Problem statement> Put the rows below into a two-column CSV with the headers "description" and "locations". Give one line per row, with the row's text in the first column and its answer in the second, each in one quoted field with line breaks turned into spaces, and leave out the pictures.

^^^^

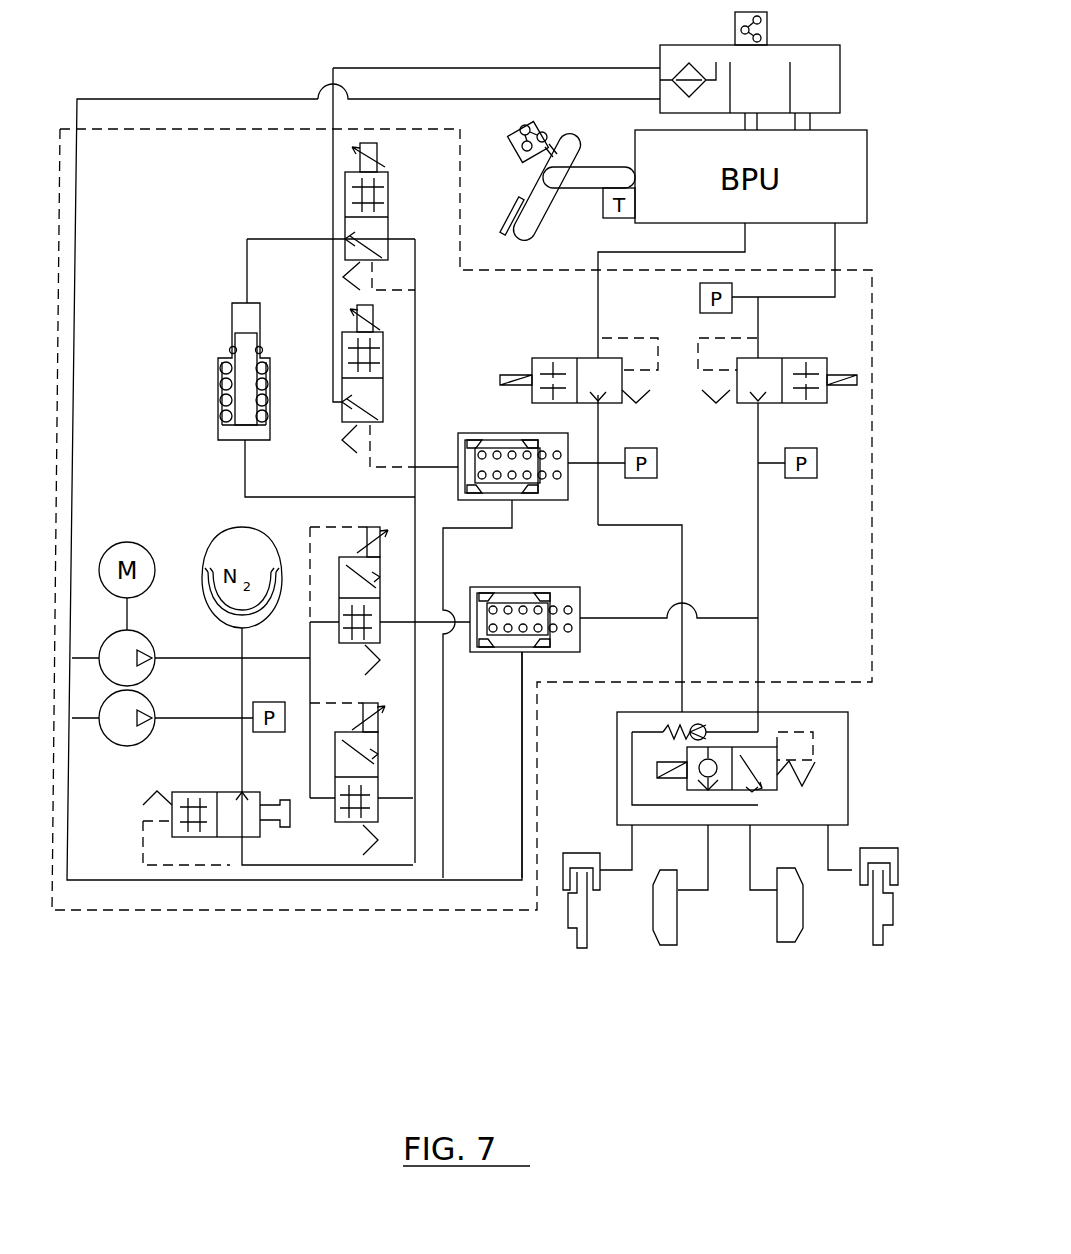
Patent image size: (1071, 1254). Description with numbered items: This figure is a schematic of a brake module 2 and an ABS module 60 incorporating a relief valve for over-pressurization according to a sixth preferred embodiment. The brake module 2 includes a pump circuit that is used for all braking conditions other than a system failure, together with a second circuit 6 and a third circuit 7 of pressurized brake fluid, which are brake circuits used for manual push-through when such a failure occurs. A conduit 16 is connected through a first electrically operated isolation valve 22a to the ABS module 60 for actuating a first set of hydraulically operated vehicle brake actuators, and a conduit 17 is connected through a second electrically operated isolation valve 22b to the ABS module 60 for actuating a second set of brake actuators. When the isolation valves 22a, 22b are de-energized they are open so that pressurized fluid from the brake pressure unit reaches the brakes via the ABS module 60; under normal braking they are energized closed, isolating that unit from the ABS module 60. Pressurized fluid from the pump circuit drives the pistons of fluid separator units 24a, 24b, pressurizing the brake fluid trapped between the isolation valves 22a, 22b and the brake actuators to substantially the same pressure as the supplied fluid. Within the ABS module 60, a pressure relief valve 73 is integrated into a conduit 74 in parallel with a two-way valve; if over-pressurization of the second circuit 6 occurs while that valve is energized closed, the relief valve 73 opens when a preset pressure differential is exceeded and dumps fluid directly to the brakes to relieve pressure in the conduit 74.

The brake module 2 is at (232, 912).
The second circuit 6 is at (661, 531).
The third circuit 7 is at (767, 608).
The conduit 16 is at (598, 312).
The conduit 17 is at (835, 250).
The first electrically operated isolation valve 22a is at (548, 358).
The second electrically operated isolation valve 22b is at (827, 358).
The fluid separator unit 24a is at (485, 433).
The fluid separator unit 24b is at (498, 652).
The ABS module 60 is at (848, 762).
The pressure relief valve 73 is at (663, 732).
The conduit 74 is at (758, 663).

^^^^

Expected answer>
description,locations
"Patent image size: (1071, 1254). Description with numbered items: This figure is a schematic of a brake module 2 and an ABS module 60 incorporating a relief valve for over-pressurization according to a sixth preferred embodiment. The brake module 2 includes a pump circuit that is used for all braking conditions other than a system failure, together with a second circuit 6 and a third circuit 7 of pressurized brake fluid, which are brake circuits used for manual push-through when such a failure occurs. A conduit 16 is connected through a first electrically operated isolation valve 22a to the ABS module 60 for actuating a first set of hydraulically operated vehicle brake actuators, and a conduit 17 is connected through a second electrically operated isolation valve 22b to the ABS module 60 for actuating a second set of brake actuators. When the isolation valves 22a, 22b are de-energized they are open so that pressurized fluid from the brake pressure unit reaches the brakes via the ABS module 60; under normal braking they are energized closed, isolating that unit from the ABS module 60. Pressurized fluid from the pump circuit drives the pistons of fluid separator units 24a, 24b, pressurizing the brake fluid trapped between the isolation valves 22a, 22b and the brake actuators to substantially the same pressure as the supplied fluid. Within the ABS module 60, a pressure relief valve 73 is integrated into a conduit 74 in parallel with a two-way valve; if over-pressurization of the second circuit 6 occurs while that valve is energized closed, the relief valve 73 opens when a preset pressure differential is exceeded and dumps fluid directly to the brakes to relieve pressure in the conduit 74.","The brake module 2 is at (232, 912). The second circuit 6 is at (661, 531). The third circuit 7 is at (767, 608). The conduit 16 is at (598, 312). The conduit 17 is at (835, 250). The first electrically operated isolation valve 22a is at (548, 358). The second electrically operated isolation valve 22b is at (827, 358). The fluid separator unit 24a is at (485, 433). The fluid separator unit 24b is at (498, 652). The ABS module 60 is at (848, 762). The pressure relief valve 73 is at (663, 732). The conduit 74 is at (758, 663)."